start INPUT

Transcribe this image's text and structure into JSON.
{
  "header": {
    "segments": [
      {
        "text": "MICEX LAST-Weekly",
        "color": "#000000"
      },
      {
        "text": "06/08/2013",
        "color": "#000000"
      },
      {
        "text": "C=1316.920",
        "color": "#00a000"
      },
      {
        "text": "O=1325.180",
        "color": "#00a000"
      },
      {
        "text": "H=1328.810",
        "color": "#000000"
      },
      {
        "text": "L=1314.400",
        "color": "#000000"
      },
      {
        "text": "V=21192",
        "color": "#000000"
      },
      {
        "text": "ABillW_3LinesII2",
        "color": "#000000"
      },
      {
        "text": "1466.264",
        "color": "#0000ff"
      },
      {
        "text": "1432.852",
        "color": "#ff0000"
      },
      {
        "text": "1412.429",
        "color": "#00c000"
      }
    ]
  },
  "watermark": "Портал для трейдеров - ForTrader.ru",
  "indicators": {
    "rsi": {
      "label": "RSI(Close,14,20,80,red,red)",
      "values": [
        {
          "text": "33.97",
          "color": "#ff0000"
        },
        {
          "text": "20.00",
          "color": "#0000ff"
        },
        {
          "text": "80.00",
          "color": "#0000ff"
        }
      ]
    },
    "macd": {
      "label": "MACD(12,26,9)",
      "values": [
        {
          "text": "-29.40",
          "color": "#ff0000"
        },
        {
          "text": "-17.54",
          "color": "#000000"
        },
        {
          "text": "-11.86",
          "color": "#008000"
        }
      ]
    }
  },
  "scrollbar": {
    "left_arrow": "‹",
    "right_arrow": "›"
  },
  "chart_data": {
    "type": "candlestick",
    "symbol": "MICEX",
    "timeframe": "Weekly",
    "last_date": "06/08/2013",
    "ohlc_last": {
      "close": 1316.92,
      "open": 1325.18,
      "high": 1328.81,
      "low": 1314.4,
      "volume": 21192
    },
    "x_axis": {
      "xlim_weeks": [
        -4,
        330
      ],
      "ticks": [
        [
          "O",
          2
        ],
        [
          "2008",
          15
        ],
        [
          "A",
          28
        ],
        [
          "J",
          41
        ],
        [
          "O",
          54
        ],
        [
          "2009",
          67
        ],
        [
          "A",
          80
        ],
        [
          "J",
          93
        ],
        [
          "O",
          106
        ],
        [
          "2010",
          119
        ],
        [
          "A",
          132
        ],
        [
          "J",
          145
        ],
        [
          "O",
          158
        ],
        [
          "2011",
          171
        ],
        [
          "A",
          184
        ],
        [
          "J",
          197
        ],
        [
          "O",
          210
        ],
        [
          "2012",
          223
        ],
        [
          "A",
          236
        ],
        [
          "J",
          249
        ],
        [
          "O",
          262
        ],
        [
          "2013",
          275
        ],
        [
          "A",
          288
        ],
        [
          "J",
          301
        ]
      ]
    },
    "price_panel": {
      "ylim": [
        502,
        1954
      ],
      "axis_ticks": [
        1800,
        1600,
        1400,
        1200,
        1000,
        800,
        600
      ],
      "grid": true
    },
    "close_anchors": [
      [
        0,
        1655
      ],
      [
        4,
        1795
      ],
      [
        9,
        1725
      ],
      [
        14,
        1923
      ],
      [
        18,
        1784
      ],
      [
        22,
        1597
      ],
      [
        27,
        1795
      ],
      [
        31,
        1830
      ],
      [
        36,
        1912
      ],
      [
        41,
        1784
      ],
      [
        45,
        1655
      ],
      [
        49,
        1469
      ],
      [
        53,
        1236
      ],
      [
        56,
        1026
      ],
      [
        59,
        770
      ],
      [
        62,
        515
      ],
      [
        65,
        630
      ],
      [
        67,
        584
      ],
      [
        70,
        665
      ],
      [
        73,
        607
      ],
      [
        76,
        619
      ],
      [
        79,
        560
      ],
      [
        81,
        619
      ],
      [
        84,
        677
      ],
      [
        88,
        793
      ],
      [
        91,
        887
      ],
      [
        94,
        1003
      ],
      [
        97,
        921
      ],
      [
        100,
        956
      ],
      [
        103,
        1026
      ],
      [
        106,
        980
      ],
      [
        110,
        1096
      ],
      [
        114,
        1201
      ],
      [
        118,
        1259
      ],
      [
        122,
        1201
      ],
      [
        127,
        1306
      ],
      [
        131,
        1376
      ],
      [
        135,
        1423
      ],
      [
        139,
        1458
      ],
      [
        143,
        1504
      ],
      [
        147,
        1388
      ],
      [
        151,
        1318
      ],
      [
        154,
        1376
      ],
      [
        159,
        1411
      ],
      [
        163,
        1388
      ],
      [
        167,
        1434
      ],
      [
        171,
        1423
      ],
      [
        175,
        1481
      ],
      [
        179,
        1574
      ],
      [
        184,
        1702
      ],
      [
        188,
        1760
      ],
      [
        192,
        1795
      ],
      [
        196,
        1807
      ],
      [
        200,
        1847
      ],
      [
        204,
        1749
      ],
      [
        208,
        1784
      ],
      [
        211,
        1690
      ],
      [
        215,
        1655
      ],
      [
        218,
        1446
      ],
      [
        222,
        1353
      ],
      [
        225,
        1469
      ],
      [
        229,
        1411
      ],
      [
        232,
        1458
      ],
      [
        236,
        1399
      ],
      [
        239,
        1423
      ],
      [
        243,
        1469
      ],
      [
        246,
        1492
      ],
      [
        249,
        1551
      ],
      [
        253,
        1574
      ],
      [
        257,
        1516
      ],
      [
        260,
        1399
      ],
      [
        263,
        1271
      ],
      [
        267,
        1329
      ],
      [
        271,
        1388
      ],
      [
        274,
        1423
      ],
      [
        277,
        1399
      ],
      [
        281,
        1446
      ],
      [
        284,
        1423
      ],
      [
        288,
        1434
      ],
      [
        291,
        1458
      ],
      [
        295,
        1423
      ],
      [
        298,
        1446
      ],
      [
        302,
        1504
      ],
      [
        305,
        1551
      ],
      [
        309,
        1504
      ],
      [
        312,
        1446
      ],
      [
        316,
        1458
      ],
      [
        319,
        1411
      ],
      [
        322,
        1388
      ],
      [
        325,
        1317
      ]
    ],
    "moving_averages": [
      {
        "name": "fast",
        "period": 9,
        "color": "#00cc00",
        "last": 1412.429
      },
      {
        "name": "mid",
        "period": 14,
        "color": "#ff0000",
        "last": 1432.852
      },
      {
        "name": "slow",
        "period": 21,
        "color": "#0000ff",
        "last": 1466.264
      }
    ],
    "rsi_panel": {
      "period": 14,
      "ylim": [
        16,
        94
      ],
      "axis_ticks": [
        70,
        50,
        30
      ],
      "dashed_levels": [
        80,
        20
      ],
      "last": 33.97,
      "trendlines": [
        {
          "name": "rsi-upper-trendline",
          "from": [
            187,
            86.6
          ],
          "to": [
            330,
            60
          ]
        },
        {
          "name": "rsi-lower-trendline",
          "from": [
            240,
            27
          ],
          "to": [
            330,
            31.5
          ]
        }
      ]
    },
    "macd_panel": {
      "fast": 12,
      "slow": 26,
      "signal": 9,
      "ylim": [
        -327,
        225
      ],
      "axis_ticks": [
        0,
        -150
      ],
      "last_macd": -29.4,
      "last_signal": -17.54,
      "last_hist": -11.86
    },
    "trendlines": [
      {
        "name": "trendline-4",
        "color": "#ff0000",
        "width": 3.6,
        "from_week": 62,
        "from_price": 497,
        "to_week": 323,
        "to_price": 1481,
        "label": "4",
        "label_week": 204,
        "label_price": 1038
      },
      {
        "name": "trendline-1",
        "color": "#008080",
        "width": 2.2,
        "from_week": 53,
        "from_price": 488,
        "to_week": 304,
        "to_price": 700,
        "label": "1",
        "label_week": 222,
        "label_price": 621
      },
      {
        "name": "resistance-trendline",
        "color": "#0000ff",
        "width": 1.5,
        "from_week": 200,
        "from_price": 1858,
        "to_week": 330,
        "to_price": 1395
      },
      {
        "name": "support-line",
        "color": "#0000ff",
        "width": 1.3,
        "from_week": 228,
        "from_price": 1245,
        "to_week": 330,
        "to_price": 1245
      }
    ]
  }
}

end INPUT

▶ **WHAT IS ASKED**
Return each full line of the entries that contains the word "name".

▶ **REPLY**
        "name": "fast",
        "name": "mid",
        "name": "slow",
          "name": "rsi-upper-trendline",
          "name": "rsi-lower-trendline",
        "name": "trendline-4",
        "name": "trendline-1",
        "name": "resistance-trendline",
        "name": "support-line",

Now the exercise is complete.